TASK DIRECTIONS
What is the number of lines in the records below holding the string "screenshot"? Reply with it and nothing else.
===== PROVIDED INFORMATION =====
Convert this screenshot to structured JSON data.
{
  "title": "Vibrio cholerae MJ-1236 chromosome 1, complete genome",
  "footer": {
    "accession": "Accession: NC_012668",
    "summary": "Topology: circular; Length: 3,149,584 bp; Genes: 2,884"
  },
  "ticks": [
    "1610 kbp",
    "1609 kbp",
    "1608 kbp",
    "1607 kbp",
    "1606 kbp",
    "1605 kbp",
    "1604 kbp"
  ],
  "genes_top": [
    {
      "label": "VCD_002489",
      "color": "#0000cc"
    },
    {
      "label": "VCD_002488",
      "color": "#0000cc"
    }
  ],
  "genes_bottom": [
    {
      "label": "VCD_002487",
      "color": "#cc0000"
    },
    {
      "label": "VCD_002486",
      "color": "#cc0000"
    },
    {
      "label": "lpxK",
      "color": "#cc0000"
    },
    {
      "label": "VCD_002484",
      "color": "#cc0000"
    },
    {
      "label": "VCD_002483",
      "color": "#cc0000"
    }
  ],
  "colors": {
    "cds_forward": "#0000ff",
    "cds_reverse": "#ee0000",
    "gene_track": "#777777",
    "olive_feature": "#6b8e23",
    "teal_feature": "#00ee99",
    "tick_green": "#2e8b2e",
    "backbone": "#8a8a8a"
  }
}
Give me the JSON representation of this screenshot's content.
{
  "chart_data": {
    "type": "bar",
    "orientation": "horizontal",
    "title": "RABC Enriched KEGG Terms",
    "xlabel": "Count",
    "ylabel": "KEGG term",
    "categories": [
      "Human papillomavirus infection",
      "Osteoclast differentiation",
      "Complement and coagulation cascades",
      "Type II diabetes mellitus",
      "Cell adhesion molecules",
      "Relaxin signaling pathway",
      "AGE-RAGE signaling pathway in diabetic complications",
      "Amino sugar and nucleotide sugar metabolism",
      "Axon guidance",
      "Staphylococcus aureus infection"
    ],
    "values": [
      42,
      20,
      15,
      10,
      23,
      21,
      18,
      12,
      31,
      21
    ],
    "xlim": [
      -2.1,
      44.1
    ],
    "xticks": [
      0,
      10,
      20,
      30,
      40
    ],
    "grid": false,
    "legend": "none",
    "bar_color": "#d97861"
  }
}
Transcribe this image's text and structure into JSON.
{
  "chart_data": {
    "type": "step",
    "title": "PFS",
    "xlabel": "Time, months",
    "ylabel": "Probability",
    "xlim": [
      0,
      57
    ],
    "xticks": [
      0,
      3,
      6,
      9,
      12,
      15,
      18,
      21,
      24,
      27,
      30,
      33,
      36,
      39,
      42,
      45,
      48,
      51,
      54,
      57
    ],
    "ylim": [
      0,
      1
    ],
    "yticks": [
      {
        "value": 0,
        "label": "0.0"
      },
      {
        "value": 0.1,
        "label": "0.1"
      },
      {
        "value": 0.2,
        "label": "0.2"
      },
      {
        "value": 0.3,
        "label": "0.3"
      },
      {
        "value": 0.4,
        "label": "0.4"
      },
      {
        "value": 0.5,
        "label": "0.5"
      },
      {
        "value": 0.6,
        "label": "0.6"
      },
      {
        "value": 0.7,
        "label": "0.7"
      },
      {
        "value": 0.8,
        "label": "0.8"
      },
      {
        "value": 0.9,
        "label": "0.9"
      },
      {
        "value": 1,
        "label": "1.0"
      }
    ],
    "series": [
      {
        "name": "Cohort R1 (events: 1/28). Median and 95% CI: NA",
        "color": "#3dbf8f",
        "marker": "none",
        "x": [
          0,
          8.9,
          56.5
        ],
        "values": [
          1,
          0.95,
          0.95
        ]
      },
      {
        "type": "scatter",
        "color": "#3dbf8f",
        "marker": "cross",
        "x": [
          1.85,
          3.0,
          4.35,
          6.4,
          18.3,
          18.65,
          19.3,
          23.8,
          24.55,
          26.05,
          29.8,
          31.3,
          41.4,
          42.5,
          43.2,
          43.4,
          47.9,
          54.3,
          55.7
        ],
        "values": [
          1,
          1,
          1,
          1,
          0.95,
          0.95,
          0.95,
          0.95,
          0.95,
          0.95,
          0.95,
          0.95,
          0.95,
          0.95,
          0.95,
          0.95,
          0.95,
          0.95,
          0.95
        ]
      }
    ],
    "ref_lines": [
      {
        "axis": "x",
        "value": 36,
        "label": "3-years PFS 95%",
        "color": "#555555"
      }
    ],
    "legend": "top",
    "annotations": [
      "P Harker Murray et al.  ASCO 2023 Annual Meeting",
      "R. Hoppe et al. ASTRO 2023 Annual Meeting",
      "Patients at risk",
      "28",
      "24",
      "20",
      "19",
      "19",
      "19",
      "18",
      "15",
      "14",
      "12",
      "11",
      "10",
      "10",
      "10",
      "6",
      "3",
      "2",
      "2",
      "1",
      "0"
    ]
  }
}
=====
SOLUTION TO THIS EXERCISE
2